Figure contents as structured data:
..............................

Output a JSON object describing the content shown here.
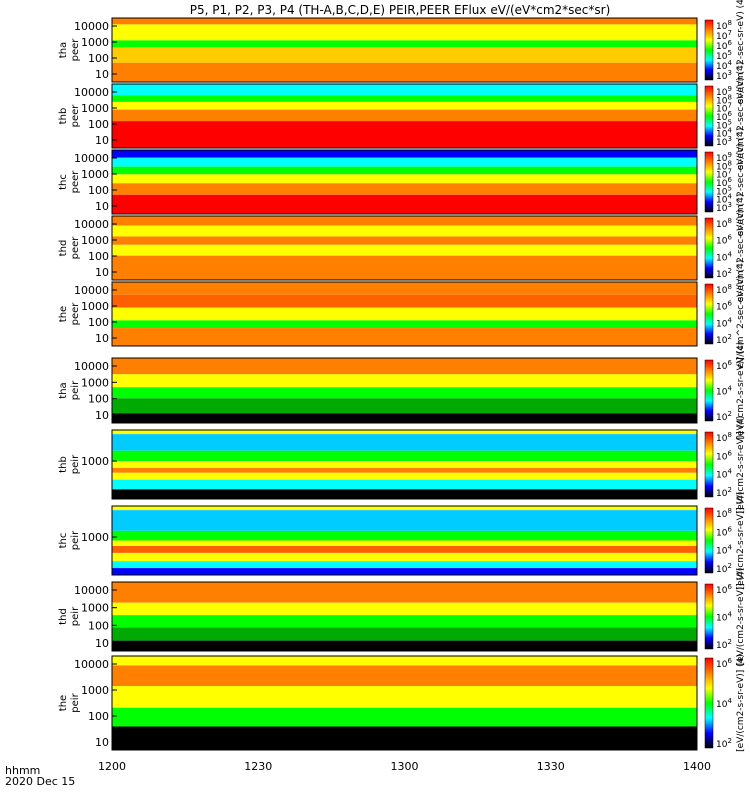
{
  "chart_data": {
    "type": "heatmap",
    "title": "P5, P1, P2, P3, P4 (TH-A,B,C,D,E) PEIR,PEER EFlux eV/(eV*cm2*sec*sr)",
    "x_label_line1": "hhmm",
    "x_label_line2": "2020 Dec 15",
    "x_ticks": [
      "1200",
      "1230",
      "1300",
      "1330",
      "1400"
    ],
    "x_range": [
      "1200",
      "1400"
    ],
    "y_scale": "log",
    "colorbar_scale": "log",
    "colorbar_label_electrons": "eV/(cm^2-sec-sr-eV) (4)",
    "colorbar_label_ions": "[eV/(cm2-s-sr-eV)] (4)",
    "colormap": [
      "#000000",
      "#0000ff",
      "#00ffff",
      "#00ff00",
      "#ffff00",
      "#ff8000",
      "#ff0000"
    ],
    "panels": [
      {
        "label_line1": "tha",
        "label_line2": "peer",
        "y_ticks": [
          "10",
          "100",
          "1000",
          "10000"
        ],
        "colorbar_ticks": [
          "10^8",
          "10^7",
          "10^6",
          "10^5",
          "10^4",
          "10^3"
        ]
      },
      {
        "label_line1": "thb",
        "label_line2": "peer",
        "y_ticks": [
          "10",
          "100",
          "1000",
          "10000"
        ],
        "colorbar_ticks": [
          "10^9",
          "10^8",
          "10^7",
          "10^6",
          "10^5",
          "10^4",
          "10^3"
        ]
      },
      {
        "label_line1": "thc",
        "label_line2": "peer",
        "y_ticks": [
          "10",
          "100",
          "1000",
          "10000"
        ],
        "colorbar_ticks": [
          "10^9",
          "10^8",
          "10^7",
          "10^6",
          "10^5",
          "10^4",
          "10^3"
        ]
      },
      {
        "label_line1": "thd",
        "label_line2": "peer",
        "y_ticks": [
          "10",
          "100",
          "1000",
          "10000"
        ],
        "colorbar_ticks": [
          "10^8",
          "10^6",
          "10^4",
          "10^2"
        ]
      },
      {
        "label_line1": "the",
        "label_line2": "peer",
        "y_ticks": [
          "10",
          "100",
          "1000",
          "10000"
        ],
        "colorbar_ticks": [
          "10^8",
          "10^6",
          "10^4",
          "10^2"
        ]
      },
      {
        "label_line1": "tha",
        "label_line2": "peir",
        "y_ticks": [
          "10",
          "100",
          "1000",
          "10000"
        ],
        "colorbar_ticks": [
          "10^6",
          "10^4",
          "10^2"
        ]
      },
      {
        "label_line1": "thb",
        "label_line2": "peir",
        "y_ticks": [
          "1000"
        ],
        "colorbar_ticks": [
          "10^8",
          "10^6",
          "10^4",
          "10^2"
        ]
      },
      {
        "label_line1": "thc",
        "label_line2": "peir",
        "y_ticks": [
          "1000"
        ],
        "colorbar_ticks": [
          "10^8",
          "10^6",
          "10^4",
          "10^2"
        ]
      },
      {
        "label_line1": "thd",
        "label_line2": "peir",
        "y_ticks": [
          "10",
          "100",
          "1000",
          "10000"
        ],
        "colorbar_ticks": [
          "10^6",
          "10^4",
          "10^2"
        ]
      },
      {
        "label_line1": "the",
        "label_line2": "peir",
        "y_ticks": [
          "10",
          "100",
          "1000",
          "10000"
        ],
        "colorbar_ticks": [
          "10^6",
          "10^4",
          "10^2"
        ]
      }
    ]
  }
}
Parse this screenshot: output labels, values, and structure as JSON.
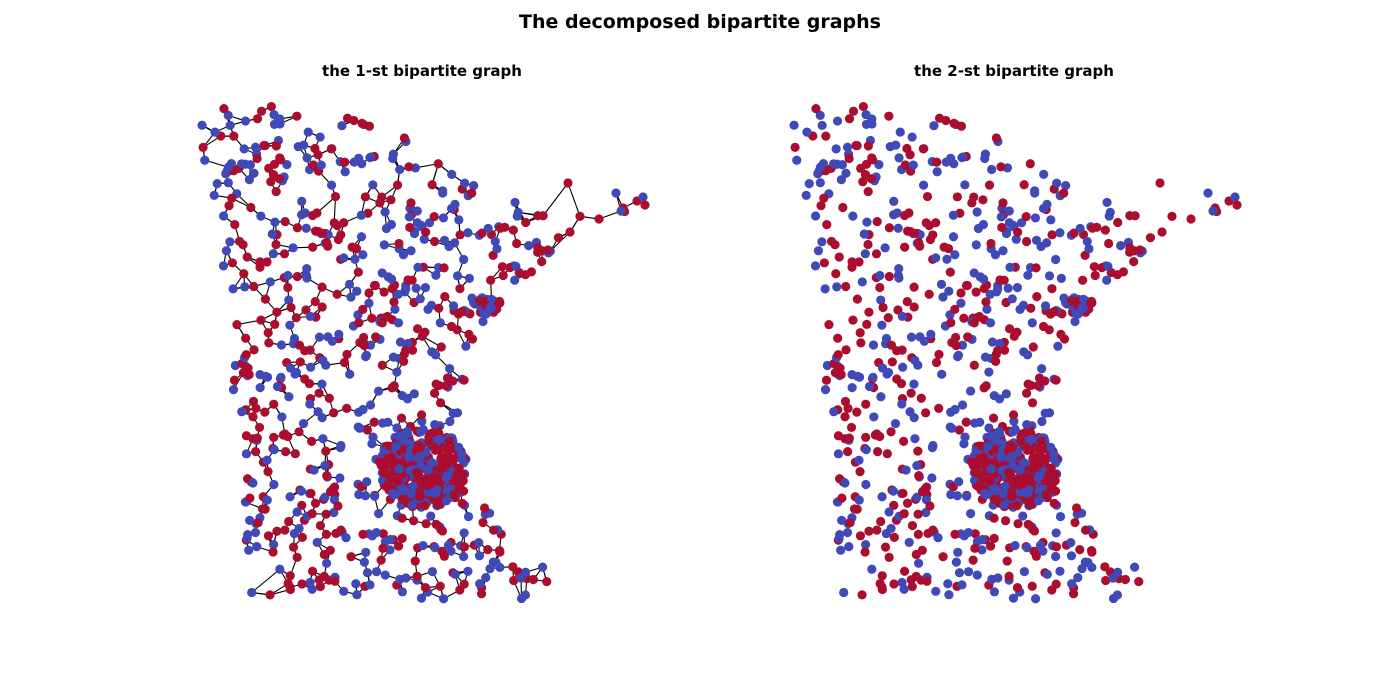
{
  "figure": {
    "title": "The decomposed bipartite graphs"
  },
  "panels": [
    {
      "id": "left",
      "title": "the 1-st bipartite graph",
      "shows_edges": true
    },
    {
      "id": "right",
      "title": "the 2-st bipartite graph",
      "shows_edges": false
    }
  ],
  "colors": {
    "partition_a": "#ab0d2e",
    "partition_b": "#3f49b8",
    "edge": "#000000",
    "background": "#ffffff"
  }
}
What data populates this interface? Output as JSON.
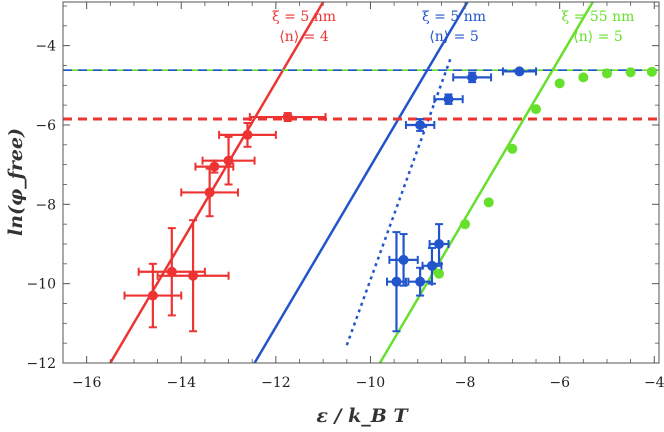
{
  "chart_data": {
    "type": "scatter",
    "title": "",
    "xlabel": "ε / k_B T",
    "ylabel": "ln(φ_free)",
    "xlim": [
      -16.5,
      -3.9
    ],
    "ylim": [
      -12,
      -2.9
    ],
    "xticks": [
      -16,
      -14,
      -12,
      -10,
      -8,
      -6,
      -4
    ],
    "xtick_labels": [
      "−16",
      "−14",
      "−12",
      "−10",
      "−8",
      "−6",
      "−4"
    ],
    "yticks": [
      -12,
      -10,
      -8,
      -6,
      -4
    ],
    "ytick_labels": [
      "−12",
      "−10",
      "−8",
      "−6",
      "−4"
    ],
    "colors": {
      "red": "#ee3333",
      "blue": "#2255cc",
      "green": "#66e02a"
    },
    "annotations": [
      {
        "line1": "ξ = 5 nm",
        "line2": "⟨n⟩ = 4",
        "color": "#ee3333"
      },
      {
        "line1": "ξ = 5 nm",
        "line2": "⟨n⟩ = 5",
        "color": "#2255cc"
      },
      {
        "line1": "ξ = 55 nm",
        "line2": "⟨n⟩ = 5",
        "color": "#66e02a"
      }
    ],
    "lines": [
      {
        "name": "red-fit",
        "color": "#ee3333",
        "dash": "solid",
        "x": [
          -15.5,
          -11.0
        ],
        "y": [
          -12,
          -2.9
        ]
      },
      {
        "name": "blue-fit",
        "color": "#2255cc",
        "dash": "solid",
        "x": [
          -12.45,
          -7.95
        ],
        "y": [
          -12,
          -2.9
        ]
      },
      {
        "name": "blue-dotted-fit",
        "color": "#2255cc",
        "dash": "dot",
        "x": [
          -10.5,
          -8.3
        ],
        "y": [
          -11.55,
          -4.3
        ]
      },
      {
        "name": "green-fit",
        "color": "#66e02a",
        "dash": "solid",
        "x": [
          -9.8,
          -5.3
        ],
        "y": [
          -12,
          -2.9
        ]
      },
      {
        "name": "red-plateau",
        "color": "#ee3333",
        "dash": "dash",
        "x": [
          -16.5,
          -3.9
        ],
        "y": [
          -5.85,
          -5.85
        ]
      },
      {
        "name": "green-plateau",
        "color": "#66e02a",
        "dash": "solid",
        "x": [
          -16.5,
          -3.9
        ],
        "y": [
          -4.62,
          -4.62
        ]
      },
      {
        "name": "blue-plateau",
        "color": "#2255cc",
        "dash": "dash",
        "x": [
          -16.5,
          -3.9
        ],
        "y": [
          -4.62,
          -4.62
        ]
      }
    ],
    "series": [
      {
        "name": "red data",
        "color": "#ee3333",
        "points": [
          {
            "x": -14.6,
            "y": -10.3,
            "xerr": 0.6,
            "yerr": 0.8
          },
          {
            "x": -14.2,
            "y": -9.7,
            "xerr": 0.7,
            "yerr": 1.1
          },
          {
            "x": -13.75,
            "y": -9.8,
            "xerr": 0.75,
            "yerr": 1.4
          },
          {
            "x": -13.4,
            "y": -7.7,
            "xerr": 0.6,
            "yerr": 0.6
          },
          {
            "x": -13.3,
            "y": -7.05,
            "xerr": 0.4,
            "yerr": 0.15
          },
          {
            "x": -13.0,
            "y": -6.9,
            "xerr": 0.55,
            "yerr": 0.6
          },
          {
            "x": -12.6,
            "y": -6.25,
            "xerr": 0.6,
            "yerr": 0.3
          },
          {
            "x": -11.75,
            "y": -5.8,
            "xerr": 0.8,
            "yerr": 0.1
          }
        ]
      },
      {
        "name": "blue data",
        "color": "#2255cc",
        "points": [
          {
            "x": -9.45,
            "y": -9.95,
            "xerr": 0.2,
            "yerr": 1.25
          },
          {
            "x": -9.3,
            "y": -9.4,
            "xerr": 0.3,
            "yerr": 0.65
          },
          {
            "x": -8.95,
            "y": -9.95,
            "xerr": 0.25,
            "yerr": 0.35
          },
          {
            "x": -8.7,
            "y": -9.55,
            "xerr": 0.2,
            "yerr": 0.45
          },
          {
            "x": -8.55,
            "y": -9.0,
            "xerr": 0.2,
            "yerr": 0.5
          },
          {
            "x": -8.95,
            "y": -6.0,
            "xerr": 0.3,
            "yerr": 0.15
          },
          {
            "x": -8.35,
            "y": -5.35,
            "xerr": 0.3,
            "yerr": 0.12
          },
          {
            "x": -7.85,
            "y": -4.8,
            "xerr": 0.4,
            "yerr": 0.12
          },
          {
            "x": -6.85,
            "y": -4.65,
            "xerr": 0.35,
            "yerr": 0.05
          }
        ]
      },
      {
        "name": "green data",
        "color": "#66e02a",
        "points": [
          {
            "x": -8.55,
            "y": -9.75
          },
          {
            "x": -8.0,
            "y": -8.5
          },
          {
            "x": -7.5,
            "y": -7.95
          },
          {
            "x": -7.0,
            "y": -6.6
          },
          {
            "x": -6.5,
            "y": -5.6
          },
          {
            "x": -6.0,
            "y": -4.95
          },
          {
            "x": -5.5,
            "y": -4.8
          },
          {
            "x": -5.0,
            "y": -4.7
          },
          {
            "x": -4.5,
            "y": -4.67
          },
          {
            "x": -4.05,
            "y": -4.66
          }
        ]
      }
    ]
  }
}
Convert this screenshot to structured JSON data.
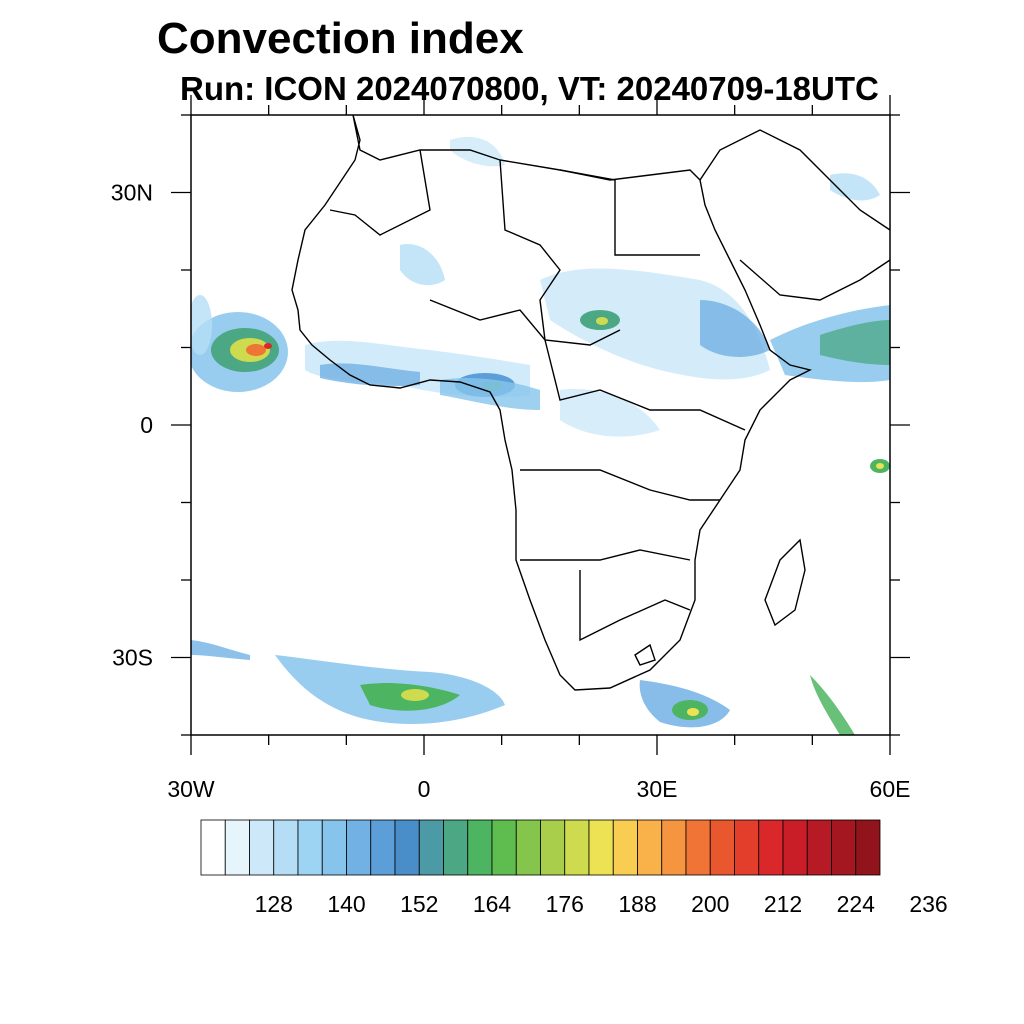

..............................

WHAT NEEDS TO BE DONE
Filter the listing for the word "screenshot" and copy every line that holds it.

EXERCISE RESULT
Parse this screenshot: output labels, values, and structure as JSON.
Convert this screenshot to structured JSON data.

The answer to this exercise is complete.